_Task instructions_
Print, exactly and completely, every entry in the data.

_Given data_

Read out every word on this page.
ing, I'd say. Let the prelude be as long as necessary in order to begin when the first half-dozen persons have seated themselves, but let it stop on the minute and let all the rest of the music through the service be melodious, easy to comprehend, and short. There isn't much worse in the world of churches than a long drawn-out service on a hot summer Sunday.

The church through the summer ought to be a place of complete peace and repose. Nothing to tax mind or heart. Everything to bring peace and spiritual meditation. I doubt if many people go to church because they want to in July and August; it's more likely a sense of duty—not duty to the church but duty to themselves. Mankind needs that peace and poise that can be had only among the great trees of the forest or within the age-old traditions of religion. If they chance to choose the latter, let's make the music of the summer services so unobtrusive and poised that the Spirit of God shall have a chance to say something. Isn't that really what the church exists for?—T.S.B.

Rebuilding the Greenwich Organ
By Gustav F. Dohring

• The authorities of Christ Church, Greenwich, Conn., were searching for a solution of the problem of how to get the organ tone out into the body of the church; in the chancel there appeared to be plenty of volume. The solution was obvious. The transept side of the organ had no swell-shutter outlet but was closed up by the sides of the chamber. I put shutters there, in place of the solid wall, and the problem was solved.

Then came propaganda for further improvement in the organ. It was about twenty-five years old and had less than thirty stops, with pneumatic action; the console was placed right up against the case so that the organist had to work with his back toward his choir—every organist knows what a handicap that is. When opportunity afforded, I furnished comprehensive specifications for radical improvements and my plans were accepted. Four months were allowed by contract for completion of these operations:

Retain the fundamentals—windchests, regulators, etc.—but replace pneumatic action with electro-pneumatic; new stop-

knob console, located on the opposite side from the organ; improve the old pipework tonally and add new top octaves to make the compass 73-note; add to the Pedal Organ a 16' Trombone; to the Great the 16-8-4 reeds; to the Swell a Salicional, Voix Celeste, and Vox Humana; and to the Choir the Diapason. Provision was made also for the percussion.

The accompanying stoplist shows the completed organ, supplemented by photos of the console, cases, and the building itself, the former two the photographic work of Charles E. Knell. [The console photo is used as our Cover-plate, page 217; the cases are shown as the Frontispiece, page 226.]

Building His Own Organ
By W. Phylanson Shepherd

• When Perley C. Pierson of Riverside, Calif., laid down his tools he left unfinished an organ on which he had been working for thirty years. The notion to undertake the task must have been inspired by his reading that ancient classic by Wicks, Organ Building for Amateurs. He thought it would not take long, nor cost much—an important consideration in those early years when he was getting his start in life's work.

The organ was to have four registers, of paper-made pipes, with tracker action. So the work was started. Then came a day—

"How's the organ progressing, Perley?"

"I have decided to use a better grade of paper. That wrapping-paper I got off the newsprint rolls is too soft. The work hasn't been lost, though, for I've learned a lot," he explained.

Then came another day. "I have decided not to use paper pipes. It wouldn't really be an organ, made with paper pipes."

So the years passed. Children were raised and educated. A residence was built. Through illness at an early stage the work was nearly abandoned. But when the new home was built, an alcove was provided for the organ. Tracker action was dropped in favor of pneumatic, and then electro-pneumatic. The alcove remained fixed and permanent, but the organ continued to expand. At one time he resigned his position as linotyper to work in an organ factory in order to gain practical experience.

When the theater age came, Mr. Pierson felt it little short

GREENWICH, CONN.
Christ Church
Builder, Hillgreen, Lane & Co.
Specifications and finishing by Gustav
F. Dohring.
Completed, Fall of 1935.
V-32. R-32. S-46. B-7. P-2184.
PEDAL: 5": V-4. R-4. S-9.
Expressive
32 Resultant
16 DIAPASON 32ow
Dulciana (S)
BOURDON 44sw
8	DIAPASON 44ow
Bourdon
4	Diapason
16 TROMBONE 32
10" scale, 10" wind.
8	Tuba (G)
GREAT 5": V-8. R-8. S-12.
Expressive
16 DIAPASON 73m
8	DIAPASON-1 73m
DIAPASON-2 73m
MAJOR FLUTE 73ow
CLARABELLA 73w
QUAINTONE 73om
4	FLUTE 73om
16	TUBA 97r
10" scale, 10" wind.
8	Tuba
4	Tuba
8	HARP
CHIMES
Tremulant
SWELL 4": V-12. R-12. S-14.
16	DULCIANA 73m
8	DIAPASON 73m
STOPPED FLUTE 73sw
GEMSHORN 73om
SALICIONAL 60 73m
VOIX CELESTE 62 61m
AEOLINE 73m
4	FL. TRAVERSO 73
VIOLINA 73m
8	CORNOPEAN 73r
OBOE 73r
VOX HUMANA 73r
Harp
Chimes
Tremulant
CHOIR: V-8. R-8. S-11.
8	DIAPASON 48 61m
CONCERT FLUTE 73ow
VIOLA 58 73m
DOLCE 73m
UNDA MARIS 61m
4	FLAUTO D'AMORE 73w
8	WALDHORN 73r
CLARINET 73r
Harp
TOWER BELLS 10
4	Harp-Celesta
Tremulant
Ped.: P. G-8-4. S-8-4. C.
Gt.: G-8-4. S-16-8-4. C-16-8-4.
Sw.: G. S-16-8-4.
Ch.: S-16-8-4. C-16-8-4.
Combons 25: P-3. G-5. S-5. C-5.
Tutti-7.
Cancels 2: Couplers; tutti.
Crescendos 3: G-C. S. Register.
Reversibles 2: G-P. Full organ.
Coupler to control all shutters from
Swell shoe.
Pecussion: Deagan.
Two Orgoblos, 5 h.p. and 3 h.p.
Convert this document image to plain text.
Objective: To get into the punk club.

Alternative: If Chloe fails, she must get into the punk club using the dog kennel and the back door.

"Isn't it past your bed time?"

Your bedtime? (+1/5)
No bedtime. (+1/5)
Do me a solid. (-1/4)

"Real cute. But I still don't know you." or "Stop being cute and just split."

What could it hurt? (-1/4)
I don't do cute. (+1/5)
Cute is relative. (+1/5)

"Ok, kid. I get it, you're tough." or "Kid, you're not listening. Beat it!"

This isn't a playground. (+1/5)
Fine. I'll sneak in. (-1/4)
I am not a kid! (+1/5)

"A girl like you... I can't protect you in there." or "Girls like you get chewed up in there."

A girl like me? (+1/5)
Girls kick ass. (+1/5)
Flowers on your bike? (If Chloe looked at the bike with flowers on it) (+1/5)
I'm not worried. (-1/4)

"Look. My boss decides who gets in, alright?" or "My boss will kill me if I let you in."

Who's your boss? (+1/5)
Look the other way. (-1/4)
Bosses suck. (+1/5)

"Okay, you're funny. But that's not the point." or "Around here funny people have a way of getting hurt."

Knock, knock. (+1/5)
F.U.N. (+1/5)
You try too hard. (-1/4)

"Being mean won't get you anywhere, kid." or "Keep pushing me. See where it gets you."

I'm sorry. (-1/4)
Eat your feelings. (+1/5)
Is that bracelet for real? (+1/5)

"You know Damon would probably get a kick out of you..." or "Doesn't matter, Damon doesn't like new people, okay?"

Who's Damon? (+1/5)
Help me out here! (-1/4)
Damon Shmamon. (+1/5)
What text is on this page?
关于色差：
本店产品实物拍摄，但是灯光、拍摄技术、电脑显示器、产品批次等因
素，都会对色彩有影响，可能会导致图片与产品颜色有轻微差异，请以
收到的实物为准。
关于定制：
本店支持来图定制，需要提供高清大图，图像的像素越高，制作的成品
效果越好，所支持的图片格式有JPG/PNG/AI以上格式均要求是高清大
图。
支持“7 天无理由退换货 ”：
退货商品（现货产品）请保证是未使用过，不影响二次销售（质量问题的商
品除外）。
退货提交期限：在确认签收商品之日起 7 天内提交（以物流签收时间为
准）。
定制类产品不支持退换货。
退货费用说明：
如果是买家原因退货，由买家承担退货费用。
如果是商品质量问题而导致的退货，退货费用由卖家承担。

_Reply to the exercise_
Read out every word on this page.
ing, I'd say. Let the prelude be as long as necessary in order to begin when the first half-dozen persons have seated themselves, but let it stop on the minute and let all the rest of the music through the service be melodious, easy to comprehend, and short. There isn't much worse in the world of churches than a long drawn-out service on a hot summer Sunday.

The church through the summer ought to be a place of complete peace and repose. Nothing to tax mind or heart. Everything to bring peace and spiritual meditation. I doubt if many people go to church because they want to in July and August; it's more likely a sense of duty—not duty to the church but duty to themselves. Mankind needs that peace and poise that can be had only among the great trees of the forest or within the age-old traditions of religion. If they chance to choose the latter, let's make the music of the summer services so unobtrusive and poised that the Spirit of God shall have a chance to say something. Isn't that really what the church exists for?—T.S.B.

Rebuilding the Greenwich Organ
By Gustav F. Dohring

• The authorities of Christ Church, Greenwich, Conn., were searching for a solution of the problem of how to get the organ tone out into the body of the church; in the chancel there appeared to be plenty of volume. The solution was obvious. The transept side of the organ had no swell-shutter outlet but was closed up by the sides of the chamber. I put shutters there, in place of the solid wall, and the problem was solved.

Then came propaganda for further improvement in the organ. It was about twenty-five years old and had less than thirty stops, with pneumatic action; the console was placed right up against the case so that the organist had to work with his back toward his choir—every organist knows what a handicap that is. When opportunity afforded, I furnished comprehensive specifications for radical improvements and my plans were accepted. Four months were allowed by contract for completion of these operations:

Retain the fundamentals—windchests, regulators, etc.—but replace pneumatic action with electro-pneumatic; new stop-

knob console, located on the opposite side from the organ; improve the old pipework tonally and add new top octaves to make the compass 73-note; add to the Pedal Organ a 16' Trombone; to the Great the 16-8-4 reeds; to the Swell a Salicional, Voix Celeste, and Vox Humana; and to the Choir the Diapason. Provision was made also for the percussion.

The accompanying stoplist shows the completed organ, supplemented by photos of the console, cases, and the building itself, the former two the photographic work of Charles E. Knell. [The console photo is used as our Cover-plate, page 217; the cases are shown as the Frontispiece, page 226.]

Building His Own Organ
By W. Phylanson Shepherd

• When Perley C. Pierson of Riverside, Calif., laid down his tools he left unfinished an organ on which he had been working for thirty years. The notion to undertake the task must have been inspired by his reading that ancient classic by Wicks, Organ Building for Amateurs. He thought it would not take long, nor cost much—an important consideration in those early years when he was getting his start in life's work.

The organ was to have four registers, of paper-made pipes, with tracker action. So the work was started. Then came a day—

"How's the organ progressing, Perley?"

"I have decided to use a better grade of paper. That wrapping-paper I got off the newsprint rolls is too soft. The work hasn't been lost, though, for I've learned a lot," he explained.

Then came another day. "I have decided not to use paper pipes. It wouldn't really be an organ, made with paper pipes."

So the years passed. Children were raised and educated. A residence was built. Through illness at an early stage the work was nearly abandoned. But when the new home was built, an alcove was provided for the organ. Tracker action was dropped in favor of pneumatic, and then electro-pneumatic. The alcove remained fixed and permanent, but the organ continued to expand. At one time he resigned his position as linotyper to work in an organ factory in order to gain practical experience.

When the theater age came, Mr. Pierson felt it little short

GREENWICH, CONN.
Christ Church
Builder, Hillgreen, Lane & Co.
Specifications and finishing by Gustav
F. Dohring.
Completed, Fall of 1935.
V-32. R-32. S-46. B-7. P-2184.
PEDAL: 5": V-4. R-4. S-9.
Expressive
32 Resultant
16 DIAPASON 32ow
Dulciana (S)
BOURDON 44sw
8	DIAPASON 44ow
Bourdon
4	Diapason
16 TROMBONE 32
10" scale, 10" wind.
8	Tuba (G)
GREAT 5": V-8. R-8. S-12.
Expressive
16 DIAPASON 73m
8	DIAPASON-1 73m
DIAPASON-2 73m
MAJOR FLUTE 73ow
CLARABELLA 73w
QUAINTONE 73om
4	FLUTE 73om
16	TUBA 97r
10" scale, 10" wind.
8	Tuba
4	Tuba
8	HARP
CHIMES
Tremulant
SWELL 4": V-12. R-12. S-14.
16	DULCIANA 73m
8	DIAPASON 73m
STOPPED FLUTE 73sw
GEMSHORN 73om
SALICIONAL 60 73m
VOIX CELESTE 62 61m
AEOLINE 73m
4	FL. TRAVERSO 73
VIOLINA 73m
8	CORNOPEAN 73r
OBOE 73r
VOX HUMANA 73r
Harp
Chimes
Tremulant
CHOIR: V-8. R-8. S-11.
8	DIAPASON 48 61m
CONCERT FLUTE 73ow
VIOLA 58 73m
DOLCE 73m
UNDA MARIS 61m
4	FLAUTO D'AMORE 73w
8	WALDHORN 73r
CLARINET 73r
Harp
TOWER BELLS 10
4	Harp-Celesta
Tremulant
Ped.: P. G-8-4. S-8-4. C.
Gt.: G-8-4. S-16-8-4. C-16-8-4.
Sw.: G. S-16-8-4.
Ch.: S-16-8-4. C-16-8-4.
Combons 25: P-3. G-5. S-5. C-5.
Tutti-7.
Cancels 2: Couplers; tutti.
Crescendos 3: G-C. S. Register.
Reversibles 2: G-P. Full organ.
Coupler to control all shutters from
Swell shoe.
Pecussion: Deagan.
Two Orgoblos, 5 h.p. and 3 h.p.
Convert this document image to plain text.
Objective: To get into the punk club.

Alternative: If Chloe fails, she must get into the punk club using the dog kennel and the back door.

"Isn't it past your bed time?"

Your bedtime? (+1/5)
No bedtime. (+1/5)
Do me a solid. (-1/4)

"Real cute. But I still don't know you." or "Stop being cute and just split."

What could it hurt? (-1/4)
I don't do cute. (+1/5)
Cute is relative. (+1/5)

"Ok, kid. I get it, you're tough." or "Kid, you're not listening. Beat it!"

This isn't a playground. (+1/5)
Fine. I'll sneak in. (-1/4)
I am not a kid! (+1/5)

"A girl like you... I can't protect you in there." or "Girls like you get chewed up in there."

A girl like me? (+1/5)
Girls kick ass. (+1/5)
Flowers on your bike? (If Chloe looked at the bike with flowers on it) (+1/5)
I'm not worried. (-1/4)

"Look. My boss decides who gets in, alright?" or "My boss will kill me if I let you in."

Who's your boss? (+1/5)
Look the other way. (-1/4)
Bosses suck. (+1/5)

"Okay, you're funny. But that's not the point." or "Around here funny people have a way of getting hurt."

Knock, knock. (+1/5)
F.U.N. (+1/5)
You try too hard. (-1/4)

"Being mean won't get you anywhere, kid." or "Keep pushing me. See where it gets you."

I'm sorry. (-1/4)
Eat your feelings. (+1/5)
Is that bracelet for real? (+1/5)

"You know Damon would probably get a kick out of you..." or "Doesn't matter, Damon doesn't like new people, okay?"

Who's Damon? (+1/5)
Help me out here! (-1/4)
Damon Shmamon. (+1/5)
What text is on this page?
关于色差：
本店产品实物拍摄，但是灯光、拍摄技术、电脑显示器、产品批次等因
素，都会对色彩有影响，可能会导致图片与产品颜色有轻微差异，请以
收到的实物为准。
关于定制：
本店支持来图定制，需要提供高清大图，图像的像素越高，制作的成品
效果越好，所支持的图片格式有JPG/PNG/AI以上格式均要求是高清大
图。
支持“7 天无理由退换货 ”：
退货商品（现货产品）请保证是未使用过，不影响二次销售（质量问题的商
品除外）。
退货提交期限：在确认签收商品之日起 7 天内提交（以物流签收时间为
准）。
定制类产品不支持退换货。
退货费用说明：
如果是买家原因退货，由买家承担退货费用。
如果是商品质量问题而导致的退货，退货费用由卖家承担。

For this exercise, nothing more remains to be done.